> [Your task]
Write out all the data again, exactly as it stands.

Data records

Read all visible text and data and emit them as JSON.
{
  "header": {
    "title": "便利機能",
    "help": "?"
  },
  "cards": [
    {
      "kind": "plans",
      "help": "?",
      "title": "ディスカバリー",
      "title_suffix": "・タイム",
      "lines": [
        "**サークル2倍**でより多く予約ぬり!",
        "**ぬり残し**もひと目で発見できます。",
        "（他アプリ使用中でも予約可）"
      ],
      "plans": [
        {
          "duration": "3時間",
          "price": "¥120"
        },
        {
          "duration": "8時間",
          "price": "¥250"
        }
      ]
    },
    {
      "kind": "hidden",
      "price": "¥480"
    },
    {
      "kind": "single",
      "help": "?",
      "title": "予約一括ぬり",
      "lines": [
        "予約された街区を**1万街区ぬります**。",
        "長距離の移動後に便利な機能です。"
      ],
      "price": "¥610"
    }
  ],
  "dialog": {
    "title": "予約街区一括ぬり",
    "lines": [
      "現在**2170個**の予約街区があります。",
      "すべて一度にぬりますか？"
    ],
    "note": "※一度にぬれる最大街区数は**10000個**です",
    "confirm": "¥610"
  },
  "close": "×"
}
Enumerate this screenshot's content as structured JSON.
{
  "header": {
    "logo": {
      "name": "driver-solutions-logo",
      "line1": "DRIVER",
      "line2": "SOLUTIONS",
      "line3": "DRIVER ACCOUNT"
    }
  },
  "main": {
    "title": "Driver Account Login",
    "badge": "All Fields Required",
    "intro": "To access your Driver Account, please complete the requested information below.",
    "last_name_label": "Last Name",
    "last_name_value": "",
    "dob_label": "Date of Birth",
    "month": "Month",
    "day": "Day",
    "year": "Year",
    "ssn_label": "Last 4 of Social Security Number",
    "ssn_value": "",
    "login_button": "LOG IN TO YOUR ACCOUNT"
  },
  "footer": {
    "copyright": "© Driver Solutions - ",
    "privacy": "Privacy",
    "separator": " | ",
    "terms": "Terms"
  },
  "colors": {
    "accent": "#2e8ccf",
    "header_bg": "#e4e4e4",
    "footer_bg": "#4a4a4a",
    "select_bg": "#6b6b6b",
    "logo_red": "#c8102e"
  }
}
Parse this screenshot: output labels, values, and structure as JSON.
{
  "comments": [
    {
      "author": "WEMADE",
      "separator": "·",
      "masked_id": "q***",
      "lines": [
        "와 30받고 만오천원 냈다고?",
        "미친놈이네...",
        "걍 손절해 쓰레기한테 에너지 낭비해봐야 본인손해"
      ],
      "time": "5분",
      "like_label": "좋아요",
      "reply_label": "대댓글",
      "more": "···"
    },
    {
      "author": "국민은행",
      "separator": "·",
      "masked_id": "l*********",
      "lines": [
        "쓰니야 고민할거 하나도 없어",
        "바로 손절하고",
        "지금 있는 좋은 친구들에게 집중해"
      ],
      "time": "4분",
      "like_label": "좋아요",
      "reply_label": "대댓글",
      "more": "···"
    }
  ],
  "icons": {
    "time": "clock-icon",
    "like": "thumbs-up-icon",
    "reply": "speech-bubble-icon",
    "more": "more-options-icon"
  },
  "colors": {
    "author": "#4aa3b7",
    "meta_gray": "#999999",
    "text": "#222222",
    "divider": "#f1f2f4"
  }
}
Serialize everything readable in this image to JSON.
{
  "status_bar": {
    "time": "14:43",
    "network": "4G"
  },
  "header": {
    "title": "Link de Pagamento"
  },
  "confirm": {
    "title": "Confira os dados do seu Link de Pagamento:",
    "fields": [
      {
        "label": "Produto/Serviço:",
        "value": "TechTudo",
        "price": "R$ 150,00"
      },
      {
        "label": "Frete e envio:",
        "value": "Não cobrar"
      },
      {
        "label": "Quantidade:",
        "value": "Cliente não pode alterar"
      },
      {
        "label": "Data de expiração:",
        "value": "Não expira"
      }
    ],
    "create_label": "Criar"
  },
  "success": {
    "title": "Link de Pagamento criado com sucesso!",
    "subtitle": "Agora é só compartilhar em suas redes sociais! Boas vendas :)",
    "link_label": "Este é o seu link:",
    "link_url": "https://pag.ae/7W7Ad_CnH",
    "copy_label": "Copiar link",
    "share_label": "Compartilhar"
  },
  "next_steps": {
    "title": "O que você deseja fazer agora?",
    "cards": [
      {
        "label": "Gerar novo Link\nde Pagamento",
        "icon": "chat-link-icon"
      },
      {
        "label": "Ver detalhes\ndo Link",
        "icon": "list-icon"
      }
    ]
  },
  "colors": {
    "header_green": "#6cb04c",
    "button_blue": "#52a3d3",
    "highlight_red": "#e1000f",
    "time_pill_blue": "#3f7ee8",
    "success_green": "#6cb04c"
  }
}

> [Result]
Read all visible text and data and emit them as JSON.
{
  "header": {
    "title": "便利機能",
    "help": "?"
  },
  "cards": [
    {
      "kind": "plans",
      "help": "?",
      "title": "ディスカバリー",
      "title_suffix": "・タイム",
      "lines": [
        "**サークル2倍**でより多く予約ぬり!",
        "**ぬり残し**もひと目で発見できます。",
        "（他アプリ使用中でも予約可）"
      ],
      "plans": [
        {
          "duration": "3時間",
          "price": "¥120"
        },
        {
          "duration": "8時間",
          "price": "¥250"
        }
      ]
    },
    {
      "kind": "hidden",
      "price": "¥480"
    },
    {
      "kind": "single",
      "help": "?",
      "title": "予約一括ぬり",
      "lines": [
        "予約された街区を**1万街区ぬります**。",
        "長距離の移動後に便利な機能です。"
      ],
      "price": "¥610"
    }
  ],
  "dialog": {
    "title": "予約街区一括ぬり",
    "lines": [
      "現在**2170個**の予約街区があります。",
      "すべて一度にぬりますか？"
    ],
    "note": "※一度にぬれる最大街区数は**10000個**です",
    "confirm": "¥610"
  },
  "close": "×"
}
Enumerate this screenshot's content as structured JSON.
{
  "header": {
    "logo": {
      "name": "driver-solutions-logo",
      "line1": "DRIVER",
      "line2": "SOLUTIONS",
      "line3": "DRIVER ACCOUNT"
    }
  },
  "main": {
    "title": "Driver Account Login",
    "badge": "All Fields Required",
    "intro": "To access your Driver Account, please complete the requested information below.",
    "last_name_label": "Last Name",
    "last_name_value": "",
    "dob_label": "Date of Birth",
    "month": "Month",
    "day": "Day",
    "year": "Year",
    "ssn_label": "Last 4 of Social Security Number",
    "ssn_value": "",
    "login_button": "LOG IN TO YOUR ACCOUNT"
  },
  "footer": {
    "copyright": "© Driver Solutions - ",
    "privacy": "Privacy",
    "separator": " | ",
    "terms": "Terms"
  },
  "colors": {
    "accent": "#2e8ccf",
    "header_bg": "#e4e4e4",
    "footer_bg": "#4a4a4a",
    "select_bg": "#6b6b6b",
    "logo_red": "#c8102e"
  }
}
Parse this screenshot: output labels, values, and structure as JSON.
{
  "comments": [
    {
      "author": "WEMADE",
      "separator": "·",
      "masked_id": "q***",
      "lines": [
        "와 30받고 만오천원 냈다고?",
        "미친놈이네...",
        "걍 손절해 쓰레기한테 에너지 낭비해봐야 본인손해"
      ],
      "time": "5분",
      "like_label": "좋아요",
      "reply_label": "대댓글",
      "more": "···"
    },
    {
      "author": "국민은행",
      "separator": "·",
      "masked_id": "l*********",
      "lines": [
        "쓰니야 고민할거 하나도 없어",
        "바로 손절하고",
        "지금 있는 좋은 친구들에게 집중해"
      ],
      "time": "4분",
      "like_label": "좋아요",
      "reply_label": "대댓글",
      "more": "···"
    }
  ],
  "icons": {
    "time": "clock-icon",
    "like": "thumbs-up-icon",
    "reply": "speech-bubble-icon",
    "more": "more-options-icon"
  },
  "colors": {
    "author": "#4aa3b7",
    "meta_gray": "#999999",
    "text": "#222222",
    "divider": "#f1f2f4"
  }
}
Serialize everything readable in this image to JSON.
{
  "status_bar": {
    "time": "14:43",
    "network": "4G"
  },
  "header": {
    "title": "Link de Pagamento"
  },
  "confirm": {
    "title": "Confira os dados do seu Link de Pagamento:",
    "fields": [
      {
        "label": "Produto/Serviço:",
        "value": "TechTudo",
        "price": "R$ 150,00"
      },
      {
        "label": "Frete e envio:",
        "value": "Não cobrar"
      },
      {
        "label": "Quantidade:",
        "value": "Cliente não pode alterar"
      },
      {
        "label": "Data de expiração:",
        "value": "Não expira"
      }
    ],
    "create_label": "Criar"
  },
  "success": {
    "title": "Link de Pagamento criado com sucesso!",
    "subtitle": "Agora é só compartilhar em suas redes sociais! Boas vendas :)",
    "link_label": "Este é o seu link:",
    "link_url": "https://pag.ae/7W7Ad_CnH",
    "copy_label": "Copiar link",
    "share_label": "Compartilhar"
  },
  "next_steps": {
    "title": "O que você deseja fazer agora?",
    "cards": [
      {
        "label": "Gerar novo Link\nde Pagamento",
        "icon": "chat-link-icon"
      },
      {
        "label": "Ver detalhes\ndo Link",
        "icon": "list-icon"
      }
    ]
  },
  "colors": {
    "header_green": "#6cb04c",
    "button_blue": "#52a3d3",
    "highlight_red": "#e1000f",
    "time_pill_blue": "#3f7ee8",
    "success_green": "#6cb04c"
  }
}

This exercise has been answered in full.